>> start

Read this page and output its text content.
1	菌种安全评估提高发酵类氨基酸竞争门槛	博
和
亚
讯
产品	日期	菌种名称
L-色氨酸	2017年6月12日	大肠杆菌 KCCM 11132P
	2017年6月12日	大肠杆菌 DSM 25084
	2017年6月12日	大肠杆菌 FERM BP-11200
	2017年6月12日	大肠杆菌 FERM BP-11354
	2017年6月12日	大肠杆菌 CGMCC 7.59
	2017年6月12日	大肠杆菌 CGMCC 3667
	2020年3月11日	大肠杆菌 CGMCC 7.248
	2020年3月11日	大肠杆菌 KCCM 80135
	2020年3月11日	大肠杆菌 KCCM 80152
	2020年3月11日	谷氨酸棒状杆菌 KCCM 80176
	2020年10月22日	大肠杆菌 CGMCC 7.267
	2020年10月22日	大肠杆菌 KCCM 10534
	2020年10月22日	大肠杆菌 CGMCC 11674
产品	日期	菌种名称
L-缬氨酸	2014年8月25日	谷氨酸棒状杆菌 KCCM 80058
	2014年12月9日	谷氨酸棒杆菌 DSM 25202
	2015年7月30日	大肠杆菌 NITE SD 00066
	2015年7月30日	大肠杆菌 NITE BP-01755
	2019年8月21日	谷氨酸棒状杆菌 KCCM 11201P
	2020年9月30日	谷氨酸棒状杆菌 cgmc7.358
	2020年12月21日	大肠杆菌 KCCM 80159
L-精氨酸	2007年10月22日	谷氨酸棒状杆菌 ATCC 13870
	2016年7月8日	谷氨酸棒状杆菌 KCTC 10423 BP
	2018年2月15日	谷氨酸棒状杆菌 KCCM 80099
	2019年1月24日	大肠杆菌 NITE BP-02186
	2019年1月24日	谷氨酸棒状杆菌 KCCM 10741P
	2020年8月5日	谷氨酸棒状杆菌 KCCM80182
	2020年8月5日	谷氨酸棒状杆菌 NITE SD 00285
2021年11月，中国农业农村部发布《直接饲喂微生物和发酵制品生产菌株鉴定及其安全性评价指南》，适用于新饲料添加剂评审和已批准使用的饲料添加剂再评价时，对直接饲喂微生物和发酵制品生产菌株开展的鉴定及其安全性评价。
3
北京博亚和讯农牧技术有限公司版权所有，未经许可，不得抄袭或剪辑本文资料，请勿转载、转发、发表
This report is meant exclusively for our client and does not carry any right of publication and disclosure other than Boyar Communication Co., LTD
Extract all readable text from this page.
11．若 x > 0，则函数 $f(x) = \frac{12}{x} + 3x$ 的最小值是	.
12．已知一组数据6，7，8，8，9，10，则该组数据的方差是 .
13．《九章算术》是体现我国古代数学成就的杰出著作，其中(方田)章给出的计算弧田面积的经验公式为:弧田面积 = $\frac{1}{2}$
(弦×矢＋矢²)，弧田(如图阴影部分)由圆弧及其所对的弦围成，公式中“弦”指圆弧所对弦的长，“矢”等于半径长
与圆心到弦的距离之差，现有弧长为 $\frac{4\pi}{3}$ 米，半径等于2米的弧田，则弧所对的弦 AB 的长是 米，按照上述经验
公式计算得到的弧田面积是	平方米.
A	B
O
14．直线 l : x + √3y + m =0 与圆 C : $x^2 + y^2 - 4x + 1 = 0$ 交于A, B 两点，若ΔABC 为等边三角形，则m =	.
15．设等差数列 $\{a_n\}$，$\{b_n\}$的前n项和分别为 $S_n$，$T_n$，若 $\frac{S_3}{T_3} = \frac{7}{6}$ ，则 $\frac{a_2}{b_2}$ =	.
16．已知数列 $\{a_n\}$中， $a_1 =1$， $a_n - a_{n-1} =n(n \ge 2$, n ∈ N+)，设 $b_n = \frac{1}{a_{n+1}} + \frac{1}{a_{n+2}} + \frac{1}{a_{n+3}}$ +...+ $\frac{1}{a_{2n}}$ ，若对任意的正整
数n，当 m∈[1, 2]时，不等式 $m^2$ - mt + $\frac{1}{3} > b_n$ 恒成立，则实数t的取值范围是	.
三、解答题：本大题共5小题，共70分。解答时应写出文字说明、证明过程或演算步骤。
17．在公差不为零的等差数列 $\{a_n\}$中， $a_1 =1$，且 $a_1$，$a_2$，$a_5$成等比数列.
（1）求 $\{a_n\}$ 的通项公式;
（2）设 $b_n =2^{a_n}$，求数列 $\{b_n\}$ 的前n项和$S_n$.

>> end

Short task
Take the lines above and print them exactly.

Solution to the problem
Read this page and output its text content.
1	菌种安全评估提高发酵类氨基酸竞争门槛	博
和
亚
讯
产品	日期	菌种名称
L-色氨酸	2017年6月12日	大肠杆菌 KCCM 11132P
	2017年6月12日	大肠杆菌 DSM 25084
	2017年6月12日	大肠杆菌 FERM BP-11200
	2017年6月12日	大肠杆菌 FERM BP-11354
	2017年6月12日	大肠杆菌 CGMCC 7.59
	2017年6月12日	大肠杆菌 CGMCC 3667
	2020年3月11日	大肠杆菌 CGMCC 7.248
	2020年3月11日	大肠杆菌 KCCM 80135
	2020年3月11日	大肠杆菌 KCCM 80152
	2020年3月11日	谷氨酸棒状杆菌 KCCM 80176
	2020年10月22日	大肠杆菌 CGMCC 7.267
	2020年10月22日	大肠杆菌 KCCM 10534
	2020年10月22日	大肠杆菌 CGMCC 11674
产品	日期	菌种名称
L-缬氨酸	2014年8月25日	谷氨酸棒状杆菌 KCCM 80058
	2014年12月9日	谷氨酸棒杆菌 DSM 25202
	2015年7月30日	大肠杆菌 NITE SD 00066
	2015年7月30日	大肠杆菌 NITE BP-01755
	2019年8月21日	谷氨酸棒状杆菌 KCCM 11201P
	2020年9月30日	谷氨酸棒状杆菌 cgmc7.358
	2020年12月21日	大肠杆菌 KCCM 80159
L-精氨酸	2007年10月22日	谷氨酸棒状杆菌 ATCC 13870
	2016年7月8日	谷氨酸棒状杆菌 KCTC 10423 BP
	2018年2月15日	谷氨酸棒状杆菌 KCCM 80099
	2019年1月24日	大肠杆菌 NITE BP-02186
	2019年1月24日	谷氨酸棒状杆菌 KCCM 10741P
	2020年8月5日	谷氨酸棒状杆菌 KCCM80182
	2020年8月5日	谷氨酸棒状杆菌 NITE SD 00285
2021年11月，中国农业农村部发布《直接饲喂微生物和发酵制品生产菌株鉴定及其安全性评价指南》，适用于新饲料添加剂评审和已批准使用的饲料添加剂再评价时，对直接饲喂微生物和发酵制品生产菌株开展的鉴定及其安全性评价。
3
北京博亚和讯农牧技术有限公司版权所有，未经许可，不得抄袭或剪辑本文资料，请勿转载、转发、发表
This report is meant exclusively for our client and does not carry any right of publication and disclosure other than Boyar Communication Co., LTD
Extract all readable text from this page.
11．若 x > 0，则函数 $f(x) = \frac{12}{x} + 3x$ 的最小值是	.
12．已知一组数据6，7，8，8，9，10，则该组数据的方差是 .
13．《九章算术》是体现我国古代数学成就的杰出著作，其中(方田)章给出的计算弧田面积的经验公式为:弧田面积 = $\frac{1}{2}$
(弦×矢＋矢²)，弧田(如图阴影部分)由圆弧及其所对的弦围成，公式中“弦”指圆弧所对弦的长，“矢”等于半径长
与圆心到弦的距离之差，现有弧长为 $\frac{4\pi}{3}$ 米，半径等于2米的弧田，则弧所对的弦 AB 的长是 米，按照上述经验
公式计算得到的弧田面积是	平方米.
A	B
O
14．直线 l : x + √3y + m =0 与圆 C : $x^2 + y^2 - 4x + 1 = 0$ 交于A, B 两点，若ΔABC 为等边三角形，则m =	.
15．设等差数列 $\{a_n\}$，$\{b_n\}$的前n项和分别为 $S_n$，$T_n$，若 $\frac{S_3}{T_3} = \frac{7}{6}$ ，则 $\frac{a_2}{b_2}$ =	.
16．已知数列 $\{a_n\}$中， $a_1 =1$， $a_n - a_{n-1} =n(n \ge 2$, n ∈ N+)，设 $b_n = \frac{1}{a_{n+1}} + \frac{1}{a_{n+2}} + \frac{1}{a_{n+3}}$ +...+ $\frac{1}{a_{2n}}$ ，若对任意的正整
数n，当 m∈[1, 2]时，不等式 $m^2$ - mt + $\frac{1}{3} > b_n$ 恒成立，则实数t的取值范围是	.
三、解答题：本大题共5小题，共70分。解答时应写出文字说明、证明过程或演算步骤。
17．在公差不为零的等差数列 $\{a_n\}$中， $a_1 =1$，且 $a_1$，$a_2$，$a_5$成等比数列.
（1）求 $\{a_n\}$ 的通项公式;
（2）设 $b_n =2^{a_n}$，求数列 $\{b_n\}$ 的前n项和$S_n$.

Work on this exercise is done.